Records
######

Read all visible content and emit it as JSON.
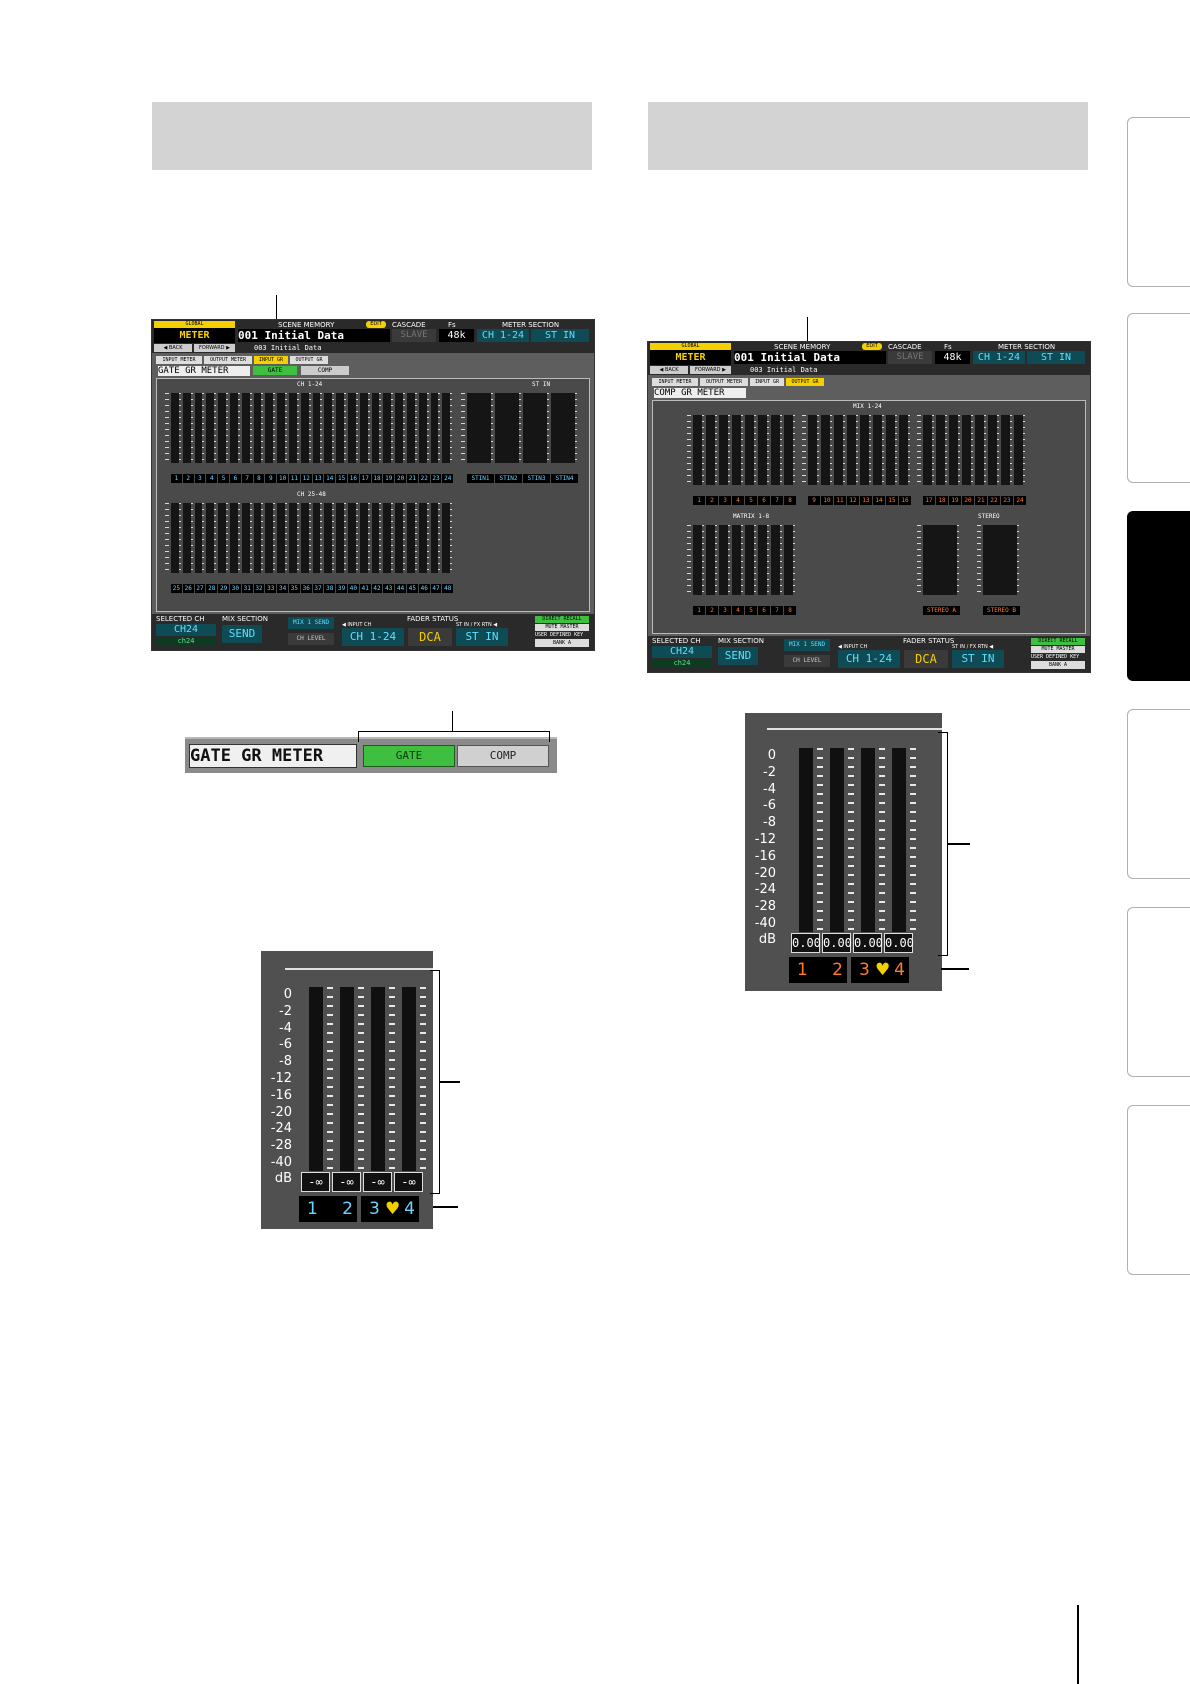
{
  "left_shot": {
    "global": "GLOBAL",
    "mode": "METER",
    "back": "◀ BACK",
    "forward": "FORWARD ▶",
    "scene_memory_label": "SCENE MEMORY",
    "edit_badge": "EDIT",
    "scene_name": "001 Initial Data",
    "last_scene": "003 Initial Data",
    "cascade_label": "CASCADE",
    "slave": "SLAVE",
    "fs_label": "Fs",
    "fs_value": "48k",
    "meter_section_label": "METER SECTION",
    "meter_ch": "CH 1-24",
    "meter_st": "ST IN",
    "tabs": [
      "INPUT METER",
      "OUTPUT METER",
      "INPUT GR",
      "OUTPUT GR"
    ],
    "page_title": "GATE GR METER",
    "gate_btn": "GATE",
    "comp_btn": "COMP",
    "group1_title": "CH 1-24",
    "group2_title": "ST IN",
    "group3_title": "CH 25-48",
    "ch_labels_row1": [
      "1",
      "2",
      "3",
      "4",
      "5",
      "6",
      "7",
      "8",
      "9",
      "10",
      "11",
      "12",
      "13",
      "14",
      "15",
      "16",
      "17",
      "18",
      "19",
      "20",
      "21",
      "22",
      "23",
      "24"
    ],
    "st_labels": [
      "STIN1",
      "STIN2",
      "STIN3",
      "STIN4"
    ],
    "ch_labels_row2": [
      "25",
      "26",
      "27",
      "28",
      "29",
      "30",
      "31",
      "32",
      "33",
      "34",
      "35",
      "36",
      "37",
      "38",
      "39",
      "40",
      "41",
      "42",
      "43",
      "44",
      "45",
      "46",
      "47",
      "48"
    ],
    "selected_ch_label": "SELECTED CH",
    "selected_ch": "CH24",
    "selected_ch_name": "ch24",
    "mix_section_label": "MIX SECTION",
    "mix_send": "SEND",
    "mix1_send": "MIX 1 SEND",
    "ch_level": "CH LEVEL",
    "fader_status_label": "FADER STATUS",
    "input_ch_label": "◀ INPUT CH",
    "fader_ch": "CH 1-24",
    "dca": "DCA",
    "stin_label": "ST IN / FX RTN ◀",
    "fader_stin": "ST IN",
    "direct_recall": "DIRECT RECALL",
    "mute_master": "MUTE MASTER",
    "user_key": "USER DEFINED KEY",
    "bank": "BANK A"
  },
  "right_shot": {
    "global": "GLOBAL",
    "mode": "METER",
    "back": "◀ BACK",
    "forward": "FORWARD ▶",
    "scene_memory_label": "SCENE MEMORY",
    "edit_badge": "EDIT",
    "scene_name": "001 Initial Data",
    "last_scene": "003 Initial Data",
    "cascade_label": "CASCADE",
    "slave": "SLAVE",
    "fs_label": "Fs",
    "fs_value": "48k",
    "meter_section_label": "METER SECTION",
    "meter_ch": "CH 1-24",
    "meter_st": "ST IN",
    "tabs": [
      "INPUT METER",
      "OUTPUT METER",
      "INPUT GR",
      "OUTPUT GR"
    ],
    "page_title": "COMP GR METER",
    "group1_title": "MIX 1-24",
    "group2_title": "MATRIX 1-8",
    "group3_title": "STEREO",
    "mix_labels": [
      "1",
      "2",
      "3",
      "4",
      "5",
      "6",
      "7",
      "8",
      "9",
      "10",
      "11",
      "12",
      "13",
      "14",
      "15",
      "16",
      "17",
      "18",
      "19",
      "20",
      "21",
      "22",
      "23",
      "24"
    ],
    "matrix_labels": [
      "1",
      "2",
      "3",
      "4",
      "5",
      "6",
      "7",
      "8"
    ],
    "stereo_labels": [
      "STEREO A",
      "STEREO B"
    ],
    "selected_ch_label": "SELECTED CH",
    "selected_ch": "CH24",
    "selected_ch_name": "ch24",
    "mix_section_label": "MIX SECTION",
    "mix_send": "SEND",
    "mix1_send": "MIX 1 SEND",
    "ch_level": "CH LEVEL",
    "fader_status_label": "FADER STATUS",
    "input_ch_label": "◀ INPUT CH",
    "fader_ch": "CH 1-24",
    "dca": "DCA",
    "stin_label": "ST IN / FX RTN ◀",
    "fader_stin": "ST IN",
    "direct_recall": "DIRECT RECALL",
    "mute_master": "MUTE MASTER",
    "user_key": "USER DEFINED KEY",
    "bank": "BANK A"
  },
  "gate_strip": {
    "title": "GATE GR METER",
    "gate_btn": "GATE",
    "comp_btn": "COMP"
  },
  "zoom_scale": [
    "0",
    "-2",
    "-4",
    "-6",
    "-8",
    "-12",
    "-16",
    "-20",
    "-24",
    "-28",
    "-40"
  ],
  "zoom_db": "dB",
  "zoom_left": {
    "values": [
      "-∞",
      "-∞",
      "-∞",
      "-∞"
    ],
    "channels": [
      "1",
      "2",
      "3",
      "4"
    ],
    "heart": "♥"
  },
  "zoom_right": {
    "values": [
      "0.00",
      "0.00",
      "0.00",
      "0.00"
    ],
    "channels": [
      "1",
      "2",
      "3",
      "4"
    ],
    "heart": "♥"
  },
  "colors": {
    "header_gray": "#d3d3d3",
    "gate_green": "#3fbf3f",
    "input_blue": "#6fd3ff",
    "output_orange": "#ff7a2a",
    "heart_yellow": "#f4d000"
  }
}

######

*Instructions to follow:*
Please set down each line of the data above exactly as written, without the pictures.

*Result of this exercise:*
Read all visible content and emit it as JSON.
{
  "left_shot": {
    "global": "GLOBAL",
    "mode": "METER",
    "back": "◀ BACK",
    "forward": "FORWARD ▶",
    "scene_memory_label": "SCENE MEMORY",
    "edit_badge": "EDIT",
    "scene_name": "001 Initial Data",
    "last_scene": "003 Initial Data",
    "cascade_label": "CASCADE",
    "slave": "SLAVE",
    "fs_label": "Fs",
    "fs_value": "48k",
    "meter_section_label": "METER SECTION",
    "meter_ch": "CH 1-24",
    "meter_st": "ST IN",
    "tabs": [
      "INPUT METER",
      "OUTPUT METER",
      "INPUT GR",
      "OUTPUT GR"
    ],
    "page_title": "GATE GR METER",
    "gate_btn": "GATE",
    "comp_btn": "COMP",
    "group1_title": "CH 1-24",
    "group2_title": "ST IN",
    "group3_title": "CH 25-48",
    "ch_labels_row1": [
      "1",
      "2",
      "3",
      "4",
      "5",
      "6",
      "7",
      "8",
      "9",
      "10",
      "11",
      "12",
      "13",
      "14",
      "15",
      "16",
      "17",
      "18",
      "19",
      "20",
      "21",
      "22",
      "23",
      "24"
    ],
    "st_labels": [
      "STIN1",
      "STIN2",
      "STIN3",
      "STIN4"
    ],
    "ch_labels_row2": [
      "25",
      "26",
      "27",
      "28",
      "29",
      "30",
      "31",
      "32",
      "33",
      "34",
      "35",
      "36",
      "37",
      "38",
      "39",
      "40",
      "41",
      "42",
      "43",
      "44",
      "45",
      "46",
      "47",
      "48"
    ],
    "selected_ch_label": "SELECTED CH",
    "selected_ch": "CH24",
    "selected_ch_name": "ch24",
    "mix_section_label": "MIX SECTION",
    "mix_send": "SEND",
    "mix1_send": "MIX 1 SEND",
    "ch_level": "CH LEVEL",
    "fader_status_label": "FADER STATUS",
    "input_ch_label": "◀ INPUT CH",
    "fader_ch": "CH 1-24",
    "dca": "DCA",
    "stin_label": "ST IN / FX RTN ◀",
    "fader_stin": "ST IN",
    "direct_recall": "DIRECT RECALL",
    "mute_master": "MUTE MASTER",
    "user_key": "USER DEFINED KEY",
    "bank": "BANK A"
  },
  "right_shot": {
    "global": "GLOBAL",
    "mode": "METER",
    "back": "◀ BACK",
    "forward": "FORWARD ▶",
    "scene_memory_label": "SCENE MEMORY",
    "edit_badge": "EDIT",
    "scene_name": "001 Initial Data",
    "last_scene": "003 Initial Data",
    "cascade_label": "CASCADE",
    "slave": "SLAVE",
    "fs_label": "Fs",
    "fs_value": "48k",
    "meter_section_label": "METER SECTION",
    "meter_ch": "CH 1-24",
    "meter_st": "ST IN",
    "tabs": [
      "INPUT METER",
      "OUTPUT METER",
      "INPUT GR",
      "OUTPUT GR"
    ],
    "page_title": "COMP GR METER",
    "group1_title": "MIX 1-24",
    "group2_title": "MATRIX 1-8",
    "group3_title": "STEREO",
    "mix_labels": [
      "1",
      "2",
      "3",
      "4",
      "5",
      "6",
      "7",
      "8",
      "9",
      "10",
      "11",
      "12",
      "13",
      "14",
      "15",
      "16",
      "17",
      "18",
      "19",
      "20",
      "21",
      "22",
      "23",
      "24"
    ],
    "matrix_labels": [
      "1",
      "2",
      "3",
      "4",
      "5",
      "6",
      "7",
      "8"
    ],
    "stereo_labels": [
      "STEREO A",
      "STEREO B"
    ],
    "selected_ch_label": "SELECTED CH",
    "selected_ch": "CH24",
    "selected_ch_name": "ch24",
    "mix_section_label": "MIX SECTION",
    "mix_send": "SEND",
    "mix1_send": "MIX 1 SEND",
    "ch_level": "CH LEVEL",
    "fader_status_label": "FADER STATUS",
    "input_ch_label": "◀ INPUT CH",
    "fader_ch": "CH 1-24",
    "dca": "DCA",
    "stin_label": "ST IN / FX RTN ◀",
    "fader_stin": "ST IN",
    "direct_recall": "DIRECT RECALL",
    "mute_master": "MUTE MASTER",
    "user_key": "USER DEFINED KEY",
    "bank": "BANK A"
  },
  "gate_strip": {
    "title": "GATE GR METER",
    "gate_btn": "GATE",
    "comp_btn": "COMP"
  },
  "zoom_scale": [
    "0",
    "-2",
    "-4",
    "-6",
    "-8",
    "-12",
    "-16",
    "-20",
    "-24",
    "-28",
    "-40"
  ],
  "zoom_db": "dB",
  "zoom_left": {
    "values": [
      "-∞",
      "-∞",
      "-∞",
      "-∞"
    ],
    "channels": [
      "1",
      "2",
      "3",
      "4"
    ],
    "heart": "♥"
  },
  "zoom_right": {
    "values": [
      "0.00",
      "0.00",
      "0.00",
      "0.00"
    ],
    "channels": [
      "1",
      "2",
      "3",
      "4"
    ],
    "heart": "♥"
  },
  "colors": {
    "header_gray": "#d3d3d3",
    "gate_green": "#3fbf3f",
    "input_blue": "#6fd3ff",
    "output_orange": "#ff7a2a",
    "heart_yellow": "#f4d000"
  }
}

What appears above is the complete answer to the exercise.